- **Requirement 1**:
Transcribe everything in the answer key from "2. Paul has" down to "23.5 (Part 1, Section 4)".
- **Requirement 2**:
According to the answer key, what is Mrs. Harvey's age?

- **Given text**:
════

1. Lucy and Paul planned to go visit college friends in New York, but Lucy decides not to go because she needs some space to “consider the state” of her marriage to Paul. She is concerned that he is not talking to her about his deep concerns about his health. (Prologue)

2. Paul has a “nagging sense” that he is not done studying and that he has too many unresolved thoughts and ideas, so he applies for a master’s program in English at Stanford to continue his studies. He is accepted. (Part 1, Section 2)

3. Paul pursues a degree in the history and philosophy of science and medicine at the recommendation of his professors, which he is able to do because the med school application process takes 18 months. This frees up a year of Paul’s life to pursue another area of study. (Part 1, Section 2)

PART 1, SECTIONS 3-5

Reading Check

1. 23.5 (Part 1, Section 4)

2. Neurosurgery (Part 1, Section 4)

Short Answer

1. Paul finds two undigested morphine pills, which suggests that this person died in pain. This detail humanizes the cadaver and reminds Paul that he was once a living person. (Part 1, Section 3)

2. Mrs. Harvey is an 82-year-old woman Paul treats with a minor operation for a bowel obstruction. While she first seems to recover easily, she develops complications that eventually lead to her death. Her death angers and saddens Paul, and he realizes that he will have to treat the subjects of all his paperwork as humans first, not just words on a page. (Part 1, Section 5)

════

- **Dataset excerpts**:
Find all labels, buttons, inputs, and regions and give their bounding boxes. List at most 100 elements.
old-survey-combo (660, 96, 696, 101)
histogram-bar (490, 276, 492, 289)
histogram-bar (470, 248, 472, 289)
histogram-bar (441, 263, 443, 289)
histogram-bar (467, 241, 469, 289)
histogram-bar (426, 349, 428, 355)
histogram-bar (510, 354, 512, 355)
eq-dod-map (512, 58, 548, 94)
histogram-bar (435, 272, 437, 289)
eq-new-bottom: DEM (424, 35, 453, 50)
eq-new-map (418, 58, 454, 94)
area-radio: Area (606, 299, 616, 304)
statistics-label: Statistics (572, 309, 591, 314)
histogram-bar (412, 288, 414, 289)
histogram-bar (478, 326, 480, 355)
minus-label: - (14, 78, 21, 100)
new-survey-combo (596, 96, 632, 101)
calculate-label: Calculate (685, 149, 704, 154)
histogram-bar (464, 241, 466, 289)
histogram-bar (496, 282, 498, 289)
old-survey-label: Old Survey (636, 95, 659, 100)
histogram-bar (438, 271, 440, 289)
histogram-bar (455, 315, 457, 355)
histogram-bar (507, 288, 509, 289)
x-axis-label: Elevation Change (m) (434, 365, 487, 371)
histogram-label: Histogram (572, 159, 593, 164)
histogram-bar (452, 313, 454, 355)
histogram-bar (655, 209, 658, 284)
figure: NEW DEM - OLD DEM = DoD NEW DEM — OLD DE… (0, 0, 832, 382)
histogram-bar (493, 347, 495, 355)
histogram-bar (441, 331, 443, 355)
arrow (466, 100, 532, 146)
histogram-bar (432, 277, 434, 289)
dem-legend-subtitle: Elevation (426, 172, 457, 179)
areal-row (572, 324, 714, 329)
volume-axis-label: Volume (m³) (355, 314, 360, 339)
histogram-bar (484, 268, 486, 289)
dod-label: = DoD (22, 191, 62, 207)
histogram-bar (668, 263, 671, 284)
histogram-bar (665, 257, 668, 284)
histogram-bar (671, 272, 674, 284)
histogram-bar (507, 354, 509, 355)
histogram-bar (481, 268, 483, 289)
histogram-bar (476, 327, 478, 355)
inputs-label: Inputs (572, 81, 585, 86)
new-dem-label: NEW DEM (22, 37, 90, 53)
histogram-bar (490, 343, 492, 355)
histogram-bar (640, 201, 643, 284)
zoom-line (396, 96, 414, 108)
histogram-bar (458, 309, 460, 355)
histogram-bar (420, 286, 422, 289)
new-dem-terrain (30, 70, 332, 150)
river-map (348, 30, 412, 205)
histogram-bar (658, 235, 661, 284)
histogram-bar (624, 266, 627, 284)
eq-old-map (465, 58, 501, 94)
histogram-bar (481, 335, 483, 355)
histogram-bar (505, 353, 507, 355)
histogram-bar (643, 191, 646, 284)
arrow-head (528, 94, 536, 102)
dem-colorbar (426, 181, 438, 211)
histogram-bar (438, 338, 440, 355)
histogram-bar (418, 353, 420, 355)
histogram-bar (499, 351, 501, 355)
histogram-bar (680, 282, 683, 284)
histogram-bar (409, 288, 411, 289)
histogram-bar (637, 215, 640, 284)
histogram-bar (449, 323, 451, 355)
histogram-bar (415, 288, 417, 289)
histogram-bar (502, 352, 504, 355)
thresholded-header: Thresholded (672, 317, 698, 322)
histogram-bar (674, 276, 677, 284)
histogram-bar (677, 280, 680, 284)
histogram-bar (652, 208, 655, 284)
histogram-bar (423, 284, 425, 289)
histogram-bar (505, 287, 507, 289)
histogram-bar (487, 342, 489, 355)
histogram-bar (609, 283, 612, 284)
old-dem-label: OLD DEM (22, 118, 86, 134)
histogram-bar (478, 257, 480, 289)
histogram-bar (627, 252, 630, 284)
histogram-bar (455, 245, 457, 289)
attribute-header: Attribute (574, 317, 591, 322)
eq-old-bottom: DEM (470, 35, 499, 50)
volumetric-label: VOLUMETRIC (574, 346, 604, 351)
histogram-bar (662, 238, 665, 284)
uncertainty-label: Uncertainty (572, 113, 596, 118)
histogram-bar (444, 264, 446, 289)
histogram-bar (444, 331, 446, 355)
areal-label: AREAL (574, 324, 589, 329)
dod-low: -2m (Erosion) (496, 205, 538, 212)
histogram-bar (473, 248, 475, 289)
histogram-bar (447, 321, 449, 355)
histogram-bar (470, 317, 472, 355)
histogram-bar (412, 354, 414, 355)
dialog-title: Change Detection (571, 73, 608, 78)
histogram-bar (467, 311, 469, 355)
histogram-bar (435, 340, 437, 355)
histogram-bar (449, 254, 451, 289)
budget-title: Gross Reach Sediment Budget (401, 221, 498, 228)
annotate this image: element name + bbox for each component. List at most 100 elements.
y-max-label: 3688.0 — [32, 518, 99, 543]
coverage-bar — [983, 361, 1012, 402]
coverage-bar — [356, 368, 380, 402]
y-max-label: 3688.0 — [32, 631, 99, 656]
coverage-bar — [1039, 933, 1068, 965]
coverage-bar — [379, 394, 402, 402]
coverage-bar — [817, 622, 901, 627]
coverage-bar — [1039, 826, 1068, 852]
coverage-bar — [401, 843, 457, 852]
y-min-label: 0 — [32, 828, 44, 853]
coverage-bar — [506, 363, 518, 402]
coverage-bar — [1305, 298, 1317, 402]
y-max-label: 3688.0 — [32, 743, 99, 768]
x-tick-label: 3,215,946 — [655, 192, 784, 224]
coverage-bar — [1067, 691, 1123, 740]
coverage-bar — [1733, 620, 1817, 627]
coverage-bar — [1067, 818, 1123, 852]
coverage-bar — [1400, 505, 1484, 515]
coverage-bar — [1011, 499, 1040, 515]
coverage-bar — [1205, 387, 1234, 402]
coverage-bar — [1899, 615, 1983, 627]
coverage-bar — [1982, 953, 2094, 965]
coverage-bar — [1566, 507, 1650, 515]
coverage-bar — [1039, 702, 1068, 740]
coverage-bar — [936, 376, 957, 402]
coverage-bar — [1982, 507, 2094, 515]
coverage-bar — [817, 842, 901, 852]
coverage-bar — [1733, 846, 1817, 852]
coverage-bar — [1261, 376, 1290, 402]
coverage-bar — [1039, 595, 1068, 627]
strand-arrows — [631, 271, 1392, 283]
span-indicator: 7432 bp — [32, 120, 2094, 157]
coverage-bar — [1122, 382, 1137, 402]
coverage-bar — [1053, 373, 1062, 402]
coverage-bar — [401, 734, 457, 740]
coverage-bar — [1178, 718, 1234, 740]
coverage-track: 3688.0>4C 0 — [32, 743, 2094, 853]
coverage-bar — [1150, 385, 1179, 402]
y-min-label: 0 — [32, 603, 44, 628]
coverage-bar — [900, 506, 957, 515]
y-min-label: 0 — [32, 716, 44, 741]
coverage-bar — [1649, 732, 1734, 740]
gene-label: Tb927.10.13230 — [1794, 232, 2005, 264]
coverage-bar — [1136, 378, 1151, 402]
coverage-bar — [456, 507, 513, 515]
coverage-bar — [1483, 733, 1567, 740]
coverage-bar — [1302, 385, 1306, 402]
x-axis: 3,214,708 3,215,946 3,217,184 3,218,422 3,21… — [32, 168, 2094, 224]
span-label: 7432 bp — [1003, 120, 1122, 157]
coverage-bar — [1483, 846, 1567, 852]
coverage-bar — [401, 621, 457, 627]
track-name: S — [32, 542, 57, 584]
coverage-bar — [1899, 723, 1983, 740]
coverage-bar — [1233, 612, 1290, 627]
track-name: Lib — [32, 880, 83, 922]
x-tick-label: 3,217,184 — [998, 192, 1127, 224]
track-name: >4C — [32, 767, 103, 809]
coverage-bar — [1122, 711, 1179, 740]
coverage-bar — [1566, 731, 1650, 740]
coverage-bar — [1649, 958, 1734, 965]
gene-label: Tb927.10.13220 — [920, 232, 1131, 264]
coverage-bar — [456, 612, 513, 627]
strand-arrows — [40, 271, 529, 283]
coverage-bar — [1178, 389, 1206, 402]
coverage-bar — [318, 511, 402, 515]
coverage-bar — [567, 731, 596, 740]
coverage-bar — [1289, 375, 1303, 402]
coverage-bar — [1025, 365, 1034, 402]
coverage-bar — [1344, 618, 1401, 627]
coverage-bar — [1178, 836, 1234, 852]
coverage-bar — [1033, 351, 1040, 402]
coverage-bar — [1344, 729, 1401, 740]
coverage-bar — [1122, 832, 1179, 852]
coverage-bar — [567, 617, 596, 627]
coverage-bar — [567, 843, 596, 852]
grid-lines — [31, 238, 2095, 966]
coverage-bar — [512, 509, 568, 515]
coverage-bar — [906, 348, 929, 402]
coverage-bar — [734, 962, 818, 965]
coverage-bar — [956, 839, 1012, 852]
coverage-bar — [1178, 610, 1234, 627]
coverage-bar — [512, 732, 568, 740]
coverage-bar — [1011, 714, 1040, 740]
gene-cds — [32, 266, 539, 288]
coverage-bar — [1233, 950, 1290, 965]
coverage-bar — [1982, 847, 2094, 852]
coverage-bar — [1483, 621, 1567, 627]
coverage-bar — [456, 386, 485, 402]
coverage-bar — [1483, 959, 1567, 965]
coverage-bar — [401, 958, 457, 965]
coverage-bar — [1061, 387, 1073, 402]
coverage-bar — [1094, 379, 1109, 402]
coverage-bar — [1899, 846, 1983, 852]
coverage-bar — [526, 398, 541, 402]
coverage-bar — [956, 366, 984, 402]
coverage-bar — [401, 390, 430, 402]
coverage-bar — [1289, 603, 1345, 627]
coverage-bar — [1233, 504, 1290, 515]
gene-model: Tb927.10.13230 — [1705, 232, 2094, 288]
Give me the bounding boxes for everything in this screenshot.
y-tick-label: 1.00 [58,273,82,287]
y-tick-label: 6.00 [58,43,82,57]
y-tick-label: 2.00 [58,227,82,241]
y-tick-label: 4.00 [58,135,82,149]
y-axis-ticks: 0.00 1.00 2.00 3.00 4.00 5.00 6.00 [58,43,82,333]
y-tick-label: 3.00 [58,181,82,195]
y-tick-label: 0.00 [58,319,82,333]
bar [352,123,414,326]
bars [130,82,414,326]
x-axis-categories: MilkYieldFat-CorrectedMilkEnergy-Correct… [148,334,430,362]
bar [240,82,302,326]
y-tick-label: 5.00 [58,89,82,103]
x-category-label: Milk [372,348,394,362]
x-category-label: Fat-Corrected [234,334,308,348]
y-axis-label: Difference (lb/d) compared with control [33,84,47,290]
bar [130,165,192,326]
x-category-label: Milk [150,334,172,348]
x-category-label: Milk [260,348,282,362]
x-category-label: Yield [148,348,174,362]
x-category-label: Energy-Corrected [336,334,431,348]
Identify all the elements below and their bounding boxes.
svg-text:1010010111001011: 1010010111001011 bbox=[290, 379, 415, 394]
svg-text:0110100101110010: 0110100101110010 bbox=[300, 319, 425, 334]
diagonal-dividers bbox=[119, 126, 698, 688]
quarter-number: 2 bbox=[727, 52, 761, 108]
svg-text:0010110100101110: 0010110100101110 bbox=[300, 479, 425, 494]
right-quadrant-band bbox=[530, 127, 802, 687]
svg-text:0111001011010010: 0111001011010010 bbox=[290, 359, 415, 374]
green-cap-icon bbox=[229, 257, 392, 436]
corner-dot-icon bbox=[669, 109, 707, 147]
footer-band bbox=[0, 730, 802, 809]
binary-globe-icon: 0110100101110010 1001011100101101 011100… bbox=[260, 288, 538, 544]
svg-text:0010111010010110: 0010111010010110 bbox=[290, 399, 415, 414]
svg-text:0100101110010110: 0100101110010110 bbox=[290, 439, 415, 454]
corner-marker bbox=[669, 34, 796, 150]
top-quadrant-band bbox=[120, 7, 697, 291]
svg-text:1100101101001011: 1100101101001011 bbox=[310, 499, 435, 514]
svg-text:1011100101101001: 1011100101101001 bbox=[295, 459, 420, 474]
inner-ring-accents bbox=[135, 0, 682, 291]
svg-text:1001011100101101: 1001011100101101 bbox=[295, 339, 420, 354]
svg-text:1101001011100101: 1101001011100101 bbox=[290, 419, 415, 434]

════

- **Task result 1**:
2. Paul has a “nagging sense” that he is not done studying and that he has too many unresolved thoughts and ideas, so he applies for a master’s program in English at Stanford to continue his studies. He is accepted. (Part 1, Section 2)

3. Paul pursues a degree in the history and philosophy of science and medicine at the recommendation of his professors, which he is able to do because the med school application process takes 18 months. This frees up a year of Paul’s life to pursue another area of study. (Part 1, Section 2)

PART 1, SECTIONS 3-5

Reading Check

1. 23.5 (Part 1, Section 4)

- **Task result 2**:
82 years old.